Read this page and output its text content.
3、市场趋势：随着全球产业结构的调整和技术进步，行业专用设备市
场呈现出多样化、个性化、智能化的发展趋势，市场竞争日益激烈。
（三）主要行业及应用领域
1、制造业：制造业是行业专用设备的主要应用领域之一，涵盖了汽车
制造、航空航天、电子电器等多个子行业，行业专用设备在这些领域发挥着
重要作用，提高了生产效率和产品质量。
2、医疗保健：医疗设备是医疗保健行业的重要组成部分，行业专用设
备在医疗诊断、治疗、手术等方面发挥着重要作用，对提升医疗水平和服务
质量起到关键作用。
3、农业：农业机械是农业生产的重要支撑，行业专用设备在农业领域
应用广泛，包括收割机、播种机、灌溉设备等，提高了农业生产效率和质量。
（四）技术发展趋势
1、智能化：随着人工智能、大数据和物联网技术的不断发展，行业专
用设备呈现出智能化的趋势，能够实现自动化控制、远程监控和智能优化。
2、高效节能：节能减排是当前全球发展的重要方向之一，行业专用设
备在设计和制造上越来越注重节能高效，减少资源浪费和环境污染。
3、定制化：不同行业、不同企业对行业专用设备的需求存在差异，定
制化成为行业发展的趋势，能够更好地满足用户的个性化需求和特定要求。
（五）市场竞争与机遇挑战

__Your objective__.
All entries shown above should be printed again exactly.

__Answer for the task__.
Read this page and output its text content.
3、市场趋势：随着全球产业结构的调整和技术进步，行业专用设备市
场呈现出多样化、个性化、智能化的发展趋势，市场竞争日益激烈。
（三）主要行业及应用领域
1、制造业：制造业是行业专用设备的主要应用领域之一，涵盖了汽车
制造、航空航天、电子电器等多个子行业，行业专用设备在这些领域发挥着
重要作用，提高了生产效率和产品质量。
2、医疗保健：医疗设备是医疗保健行业的重要组成部分，行业专用设
备在医疗诊断、治疗、手术等方面发挥着重要作用，对提升医疗水平和服务
质量起到关键作用。
3、农业：农业机械是农业生产的重要支撑，行业专用设备在农业领域
应用广泛，包括收割机、播种机、灌溉设备等，提高了农业生产效率和质量。
（四）技术发展趋势
1、智能化：随着人工智能、大数据和物联网技术的不断发展，行业专
用设备呈现出智能化的趋势，能够实现自动化控制、远程监控和智能优化。
2、高效节能：节能减排是当前全球发展的重要方向之一，行业专用设
备在设计和制造上越来越注重节能高效，减少资源浪费和环境污染。
3、定制化：不同行业、不同企业对行业专用设备的需求存在差异，定
制化成为行业发展的趋势，能够更好地满足用户的个性化需求和特定要求。
（五）市场竞争与机遇挑战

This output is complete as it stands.